» What you need to do
Copy out each line containing "right" from the entries below.

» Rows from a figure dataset

------------------------------

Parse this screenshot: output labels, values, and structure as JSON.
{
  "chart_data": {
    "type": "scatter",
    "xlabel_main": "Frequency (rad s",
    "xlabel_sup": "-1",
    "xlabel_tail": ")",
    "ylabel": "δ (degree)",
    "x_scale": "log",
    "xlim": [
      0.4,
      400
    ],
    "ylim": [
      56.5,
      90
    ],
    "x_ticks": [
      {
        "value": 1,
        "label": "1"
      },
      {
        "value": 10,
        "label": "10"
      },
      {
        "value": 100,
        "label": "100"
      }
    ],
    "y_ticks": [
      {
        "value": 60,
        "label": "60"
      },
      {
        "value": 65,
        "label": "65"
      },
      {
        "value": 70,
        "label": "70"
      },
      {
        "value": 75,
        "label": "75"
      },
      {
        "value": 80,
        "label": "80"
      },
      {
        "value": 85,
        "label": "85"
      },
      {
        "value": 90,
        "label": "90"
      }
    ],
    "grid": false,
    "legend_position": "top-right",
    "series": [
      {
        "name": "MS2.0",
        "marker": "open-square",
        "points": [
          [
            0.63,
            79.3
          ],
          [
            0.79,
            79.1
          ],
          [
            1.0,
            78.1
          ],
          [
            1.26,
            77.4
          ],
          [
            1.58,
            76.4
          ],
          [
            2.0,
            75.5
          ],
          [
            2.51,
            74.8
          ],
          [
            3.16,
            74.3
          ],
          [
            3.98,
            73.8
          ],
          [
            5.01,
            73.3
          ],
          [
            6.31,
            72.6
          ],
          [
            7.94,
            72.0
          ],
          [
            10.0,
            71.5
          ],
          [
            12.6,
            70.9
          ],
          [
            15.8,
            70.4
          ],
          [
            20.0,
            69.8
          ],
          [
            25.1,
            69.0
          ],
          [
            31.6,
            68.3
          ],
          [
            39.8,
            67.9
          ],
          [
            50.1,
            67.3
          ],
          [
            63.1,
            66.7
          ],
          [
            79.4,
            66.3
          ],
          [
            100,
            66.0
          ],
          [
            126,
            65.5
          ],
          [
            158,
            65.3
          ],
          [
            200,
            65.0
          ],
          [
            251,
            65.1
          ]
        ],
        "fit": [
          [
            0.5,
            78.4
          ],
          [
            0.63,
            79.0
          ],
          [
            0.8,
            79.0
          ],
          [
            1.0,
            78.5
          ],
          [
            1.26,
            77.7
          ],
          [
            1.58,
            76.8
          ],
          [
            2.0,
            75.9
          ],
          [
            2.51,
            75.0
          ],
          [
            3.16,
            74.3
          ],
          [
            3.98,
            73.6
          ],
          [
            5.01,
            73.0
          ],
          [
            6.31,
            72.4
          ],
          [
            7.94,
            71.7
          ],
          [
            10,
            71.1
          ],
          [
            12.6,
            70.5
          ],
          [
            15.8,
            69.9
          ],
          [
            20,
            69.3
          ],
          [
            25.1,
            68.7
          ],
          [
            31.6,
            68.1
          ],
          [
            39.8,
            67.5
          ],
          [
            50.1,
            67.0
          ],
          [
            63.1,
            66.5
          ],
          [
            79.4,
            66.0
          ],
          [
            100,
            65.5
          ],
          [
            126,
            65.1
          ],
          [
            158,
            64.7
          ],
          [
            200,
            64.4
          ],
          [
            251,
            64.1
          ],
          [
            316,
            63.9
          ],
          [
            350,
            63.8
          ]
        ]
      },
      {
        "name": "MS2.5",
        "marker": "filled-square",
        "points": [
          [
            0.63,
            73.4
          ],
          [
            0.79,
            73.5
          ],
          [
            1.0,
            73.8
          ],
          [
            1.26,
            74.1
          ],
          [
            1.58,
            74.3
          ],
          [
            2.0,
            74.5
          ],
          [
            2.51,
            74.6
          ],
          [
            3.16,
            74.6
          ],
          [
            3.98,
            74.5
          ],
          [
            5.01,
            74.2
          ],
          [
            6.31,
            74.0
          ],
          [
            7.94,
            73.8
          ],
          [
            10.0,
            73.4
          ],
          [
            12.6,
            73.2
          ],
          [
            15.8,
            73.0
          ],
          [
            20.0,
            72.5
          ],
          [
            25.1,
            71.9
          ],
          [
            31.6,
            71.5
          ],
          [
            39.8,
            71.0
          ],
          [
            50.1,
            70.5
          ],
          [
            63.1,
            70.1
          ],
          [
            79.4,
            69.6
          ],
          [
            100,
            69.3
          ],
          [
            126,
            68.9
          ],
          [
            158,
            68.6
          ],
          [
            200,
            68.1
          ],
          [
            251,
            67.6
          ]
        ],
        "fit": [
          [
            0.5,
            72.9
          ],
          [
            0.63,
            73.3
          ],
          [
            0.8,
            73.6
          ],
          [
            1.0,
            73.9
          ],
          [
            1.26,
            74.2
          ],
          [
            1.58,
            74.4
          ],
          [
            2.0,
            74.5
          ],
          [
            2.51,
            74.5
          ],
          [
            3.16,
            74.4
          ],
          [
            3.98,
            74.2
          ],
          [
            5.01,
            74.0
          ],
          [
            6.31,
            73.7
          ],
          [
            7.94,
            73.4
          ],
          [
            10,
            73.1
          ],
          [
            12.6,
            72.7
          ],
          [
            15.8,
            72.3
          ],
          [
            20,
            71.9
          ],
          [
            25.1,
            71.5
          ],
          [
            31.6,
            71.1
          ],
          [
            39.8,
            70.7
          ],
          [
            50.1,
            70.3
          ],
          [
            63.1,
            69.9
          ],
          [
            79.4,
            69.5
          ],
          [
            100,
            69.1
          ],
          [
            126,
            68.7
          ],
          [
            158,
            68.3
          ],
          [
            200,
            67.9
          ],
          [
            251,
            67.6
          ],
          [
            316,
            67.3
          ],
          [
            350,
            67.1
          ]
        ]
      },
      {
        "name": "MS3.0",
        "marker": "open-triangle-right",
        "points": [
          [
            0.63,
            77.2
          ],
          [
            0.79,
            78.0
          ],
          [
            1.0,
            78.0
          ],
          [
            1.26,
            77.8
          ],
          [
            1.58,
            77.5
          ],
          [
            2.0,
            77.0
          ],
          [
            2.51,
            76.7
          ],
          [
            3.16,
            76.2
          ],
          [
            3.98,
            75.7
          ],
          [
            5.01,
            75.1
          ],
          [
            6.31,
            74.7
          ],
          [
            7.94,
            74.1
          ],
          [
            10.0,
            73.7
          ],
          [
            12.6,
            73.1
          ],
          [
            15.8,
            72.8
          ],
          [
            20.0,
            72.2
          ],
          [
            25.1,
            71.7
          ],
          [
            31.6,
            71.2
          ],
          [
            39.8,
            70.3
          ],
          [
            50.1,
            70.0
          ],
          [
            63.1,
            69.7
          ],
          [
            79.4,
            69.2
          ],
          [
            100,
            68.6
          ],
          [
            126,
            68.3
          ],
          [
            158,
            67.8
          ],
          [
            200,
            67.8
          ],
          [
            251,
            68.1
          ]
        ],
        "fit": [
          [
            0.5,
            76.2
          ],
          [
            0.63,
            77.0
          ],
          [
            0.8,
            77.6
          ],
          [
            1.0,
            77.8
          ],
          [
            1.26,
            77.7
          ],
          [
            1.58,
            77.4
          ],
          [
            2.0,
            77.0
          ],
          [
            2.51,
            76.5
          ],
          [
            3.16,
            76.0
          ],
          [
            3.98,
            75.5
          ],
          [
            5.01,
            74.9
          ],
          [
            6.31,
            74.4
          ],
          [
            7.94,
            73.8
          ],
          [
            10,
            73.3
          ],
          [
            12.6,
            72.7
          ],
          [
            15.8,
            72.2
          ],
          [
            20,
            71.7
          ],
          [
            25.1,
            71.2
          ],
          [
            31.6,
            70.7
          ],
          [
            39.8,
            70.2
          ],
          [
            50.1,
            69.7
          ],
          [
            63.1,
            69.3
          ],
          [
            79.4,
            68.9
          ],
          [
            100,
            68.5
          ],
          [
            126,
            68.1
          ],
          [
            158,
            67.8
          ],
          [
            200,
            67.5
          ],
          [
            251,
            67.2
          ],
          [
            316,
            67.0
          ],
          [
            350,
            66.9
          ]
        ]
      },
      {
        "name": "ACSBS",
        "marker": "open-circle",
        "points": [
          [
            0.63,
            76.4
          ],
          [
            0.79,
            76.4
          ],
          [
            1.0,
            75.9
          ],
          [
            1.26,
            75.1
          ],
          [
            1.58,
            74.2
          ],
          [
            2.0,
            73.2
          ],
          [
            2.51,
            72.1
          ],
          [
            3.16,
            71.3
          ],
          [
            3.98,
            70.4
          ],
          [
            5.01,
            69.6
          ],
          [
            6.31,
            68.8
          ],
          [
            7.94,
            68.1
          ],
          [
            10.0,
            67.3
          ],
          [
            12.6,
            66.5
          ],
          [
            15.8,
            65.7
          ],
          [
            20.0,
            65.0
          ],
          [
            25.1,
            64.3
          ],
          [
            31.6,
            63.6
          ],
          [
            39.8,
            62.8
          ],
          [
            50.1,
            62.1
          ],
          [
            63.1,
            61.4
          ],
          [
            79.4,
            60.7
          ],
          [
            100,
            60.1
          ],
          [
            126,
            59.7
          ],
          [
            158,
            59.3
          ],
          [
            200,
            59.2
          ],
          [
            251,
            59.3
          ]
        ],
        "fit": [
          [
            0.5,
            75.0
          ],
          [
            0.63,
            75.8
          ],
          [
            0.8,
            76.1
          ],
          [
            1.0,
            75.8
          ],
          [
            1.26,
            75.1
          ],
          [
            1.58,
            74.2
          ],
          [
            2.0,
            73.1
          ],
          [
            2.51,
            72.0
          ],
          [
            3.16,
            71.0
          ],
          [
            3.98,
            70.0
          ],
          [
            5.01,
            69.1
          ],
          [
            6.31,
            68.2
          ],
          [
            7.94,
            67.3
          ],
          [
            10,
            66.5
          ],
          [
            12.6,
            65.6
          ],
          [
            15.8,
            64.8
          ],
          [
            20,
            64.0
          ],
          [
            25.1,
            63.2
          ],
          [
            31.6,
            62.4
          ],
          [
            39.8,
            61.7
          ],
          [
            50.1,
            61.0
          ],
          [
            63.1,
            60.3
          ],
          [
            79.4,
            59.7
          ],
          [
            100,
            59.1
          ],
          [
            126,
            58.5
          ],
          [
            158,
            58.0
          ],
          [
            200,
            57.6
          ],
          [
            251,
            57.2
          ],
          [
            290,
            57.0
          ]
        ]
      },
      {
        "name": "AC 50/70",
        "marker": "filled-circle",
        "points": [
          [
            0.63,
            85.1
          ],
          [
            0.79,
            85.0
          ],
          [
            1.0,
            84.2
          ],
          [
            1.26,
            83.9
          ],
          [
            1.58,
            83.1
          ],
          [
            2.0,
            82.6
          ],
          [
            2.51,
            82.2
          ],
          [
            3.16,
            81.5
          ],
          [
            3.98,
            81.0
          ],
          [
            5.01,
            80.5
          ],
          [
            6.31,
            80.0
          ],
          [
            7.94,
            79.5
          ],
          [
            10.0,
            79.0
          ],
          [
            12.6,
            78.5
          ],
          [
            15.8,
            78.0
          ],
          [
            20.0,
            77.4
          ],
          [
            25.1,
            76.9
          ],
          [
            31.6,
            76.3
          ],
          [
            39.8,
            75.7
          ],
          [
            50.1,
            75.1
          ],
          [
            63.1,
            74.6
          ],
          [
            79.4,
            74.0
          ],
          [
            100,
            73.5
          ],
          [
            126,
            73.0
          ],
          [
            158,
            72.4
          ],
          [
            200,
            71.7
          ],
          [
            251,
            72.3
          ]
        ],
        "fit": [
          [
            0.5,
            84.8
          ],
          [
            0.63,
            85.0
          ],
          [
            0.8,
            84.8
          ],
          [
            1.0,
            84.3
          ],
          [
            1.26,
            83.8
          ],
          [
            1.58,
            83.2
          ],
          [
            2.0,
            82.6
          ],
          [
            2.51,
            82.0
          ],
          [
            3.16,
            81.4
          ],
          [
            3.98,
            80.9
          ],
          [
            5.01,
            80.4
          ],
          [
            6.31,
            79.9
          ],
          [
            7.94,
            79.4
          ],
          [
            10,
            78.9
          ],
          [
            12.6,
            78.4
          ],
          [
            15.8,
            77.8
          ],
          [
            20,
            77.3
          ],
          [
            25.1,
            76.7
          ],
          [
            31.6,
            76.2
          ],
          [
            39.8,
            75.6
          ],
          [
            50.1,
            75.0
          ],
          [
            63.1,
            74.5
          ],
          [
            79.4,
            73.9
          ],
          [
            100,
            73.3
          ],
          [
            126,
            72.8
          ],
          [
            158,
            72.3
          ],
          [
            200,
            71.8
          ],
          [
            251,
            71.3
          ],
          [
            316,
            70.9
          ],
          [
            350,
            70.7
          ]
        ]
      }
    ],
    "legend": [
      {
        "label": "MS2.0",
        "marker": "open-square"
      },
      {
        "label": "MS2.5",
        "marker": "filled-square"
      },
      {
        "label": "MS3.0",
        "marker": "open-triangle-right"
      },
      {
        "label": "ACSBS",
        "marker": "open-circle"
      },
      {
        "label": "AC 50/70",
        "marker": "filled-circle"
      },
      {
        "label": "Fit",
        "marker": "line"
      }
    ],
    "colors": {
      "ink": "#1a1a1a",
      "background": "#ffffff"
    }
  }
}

------------------------------

» Output below
    "legend_position": "top-right",
        "marker": "open-triangle-right",
        "marker": "open-triangle-right"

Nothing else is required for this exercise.